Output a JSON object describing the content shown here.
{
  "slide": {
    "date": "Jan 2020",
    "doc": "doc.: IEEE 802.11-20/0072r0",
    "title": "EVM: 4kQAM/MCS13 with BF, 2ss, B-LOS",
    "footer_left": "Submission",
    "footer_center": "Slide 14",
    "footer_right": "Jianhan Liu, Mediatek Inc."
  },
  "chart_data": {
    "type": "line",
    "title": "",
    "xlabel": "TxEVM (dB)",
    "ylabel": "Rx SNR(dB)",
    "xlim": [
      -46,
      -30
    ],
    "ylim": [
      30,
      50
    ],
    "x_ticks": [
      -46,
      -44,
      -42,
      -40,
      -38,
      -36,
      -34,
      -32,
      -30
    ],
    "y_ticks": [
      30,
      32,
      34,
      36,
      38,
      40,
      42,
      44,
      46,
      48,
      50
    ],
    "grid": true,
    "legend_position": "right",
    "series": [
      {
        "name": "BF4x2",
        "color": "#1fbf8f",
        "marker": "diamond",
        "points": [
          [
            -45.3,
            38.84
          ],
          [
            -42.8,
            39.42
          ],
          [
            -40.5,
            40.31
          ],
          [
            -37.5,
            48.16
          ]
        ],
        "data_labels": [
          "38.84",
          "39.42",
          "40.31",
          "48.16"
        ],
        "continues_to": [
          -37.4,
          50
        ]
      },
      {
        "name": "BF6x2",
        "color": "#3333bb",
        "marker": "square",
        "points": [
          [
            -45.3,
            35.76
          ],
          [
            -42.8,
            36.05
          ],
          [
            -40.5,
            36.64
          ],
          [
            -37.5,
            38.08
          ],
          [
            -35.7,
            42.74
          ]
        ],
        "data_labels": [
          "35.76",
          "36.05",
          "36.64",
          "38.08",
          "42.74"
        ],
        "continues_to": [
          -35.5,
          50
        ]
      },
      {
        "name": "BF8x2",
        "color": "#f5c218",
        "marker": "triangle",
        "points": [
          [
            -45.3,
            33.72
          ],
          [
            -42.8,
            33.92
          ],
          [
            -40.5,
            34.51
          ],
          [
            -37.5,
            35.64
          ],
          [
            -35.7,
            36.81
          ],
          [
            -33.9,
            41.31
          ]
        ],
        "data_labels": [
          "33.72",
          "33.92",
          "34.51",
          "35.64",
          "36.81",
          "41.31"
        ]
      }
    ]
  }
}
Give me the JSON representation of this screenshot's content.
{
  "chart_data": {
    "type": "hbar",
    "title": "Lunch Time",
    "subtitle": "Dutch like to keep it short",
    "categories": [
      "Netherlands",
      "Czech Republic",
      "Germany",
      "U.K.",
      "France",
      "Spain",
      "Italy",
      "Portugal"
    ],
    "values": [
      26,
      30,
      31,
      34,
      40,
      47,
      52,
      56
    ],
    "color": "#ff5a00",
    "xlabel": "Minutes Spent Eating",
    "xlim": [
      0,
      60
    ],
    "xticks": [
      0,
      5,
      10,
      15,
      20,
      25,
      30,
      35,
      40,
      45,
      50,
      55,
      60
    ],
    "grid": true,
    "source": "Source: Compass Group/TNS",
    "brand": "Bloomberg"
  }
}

Directions for this task: Every entry should be printed again exactly as it stands.

Exercise output:
Output a JSON object describing the content shown here.
{
  "slide": {
    "date": "Jan 2020",
    "doc": "doc.: IEEE 802.11-20/0072r0",
    "title": "EVM: 4kQAM/MCS13 with BF, 2ss, B-LOS",
    "footer_left": "Submission",
    "footer_center": "Slide 14",
    "footer_right": "Jianhan Liu, Mediatek Inc."
  },
  "chart_data": {
    "type": "line",
    "title": "",
    "xlabel": "TxEVM (dB)",
    "ylabel": "Rx SNR(dB)",
    "xlim": [
      -46,
      -30
    ],
    "ylim": [
      30,
      50
    ],
    "x_ticks": [
      -46,
      -44,
      -42,
      -40,
      -38,
      -36,
      -34,
      -32,
      -30
    ],
    "y_ticks": [
      30,
      32,
      34,
      36,
      38,
      40,
      42,
      44,
      46,
      48,
      50
    ],
    "grid": true,
    "legend_position": "right",
    "series": [
      {
        "name": "BF4x2",
        "color": "#1fbf8f",
        "marker": "diamond",
        "points": [
          [
            -45.3,
            38.84
          ],
          [
            -42.8,
            39.42
          ],
          [
            -40.5,
            40.31
          ],
          [
            -37.5,
            48.16
          ]
        ],
        "data_labels": [
          "38.84",
          "39.42",
          "40.31",
          "48.16"
        ],
        "continues_to": [
          -37.4,
          50
        ]
      },
      {
        "name": "BF6x2",
        "color": "#3333bb",
        "marker": "square",
        "points": [
          [
            -45.3,
            35.76
          ],
          [
            -42.8,
            36.05
          ],
          [
            -40.5,
            36.64
          ],
          [
            -37.5,
            38.08
          ],
          [
            -35.7,
            42.74
          ]
        ],
        "data_labels": [
          "35.76",
          "36.05",
          "36.64",
          "38.08",
          "42.74"
        ],
        "continues_to": [
          -35.5,
          50
        ]
      },
      {
        "name": "BF8x2",
        "color": "#f5c218",
        "marker": "triangle",
        "points": [
          [
            -45.3,
            33.72
          ],
          [
            -42.8,
            33.92
          ],
          [
            -40.5,
            34.51
          ],
          [
            -37.5,
            35.64
          ],
          [
            -35.7,
            36.81
          ],
          [
            -33.9,
            41.31
          ]
        ],
        "data_labels": [
          "33.72",
          "33.92",
          "34.51",
          "35.64",
          "36.81",
          "41.31"
        ]
      }
    ]
  }
}
Give me the JSON representation of this screenshot's content.
{
  "chart_data": {
    "type": "hbar",
    "title": "Lunch Time",
    "subtitle": "Dutch like to keep it short",
    "categories": [
      "Netherlands",
      "Czech Republic",
      "Germany",
      "U.K.",
      "France",
      "Spain",
      "Italy",
      "Portugal"
    ],
    "values": [
      26,
      30,
      31,
      34,
      40,
      47,
      52,
      56
    ],
    "color": "#ff5a00",
    "xlabel": "Minutes Spent Eating",
    "xlim": [
      0,
      60
    ],
    "xticks": [
      0,
      5,
      10,
      15,
      20,
      25,
      30,
      35,
      40,
      45,
      50,
      55,
      60
    ],
    "grid": true,
    "source": "Source: Compass Group/TNS",
    "brand": "Bloomberg"
  }
}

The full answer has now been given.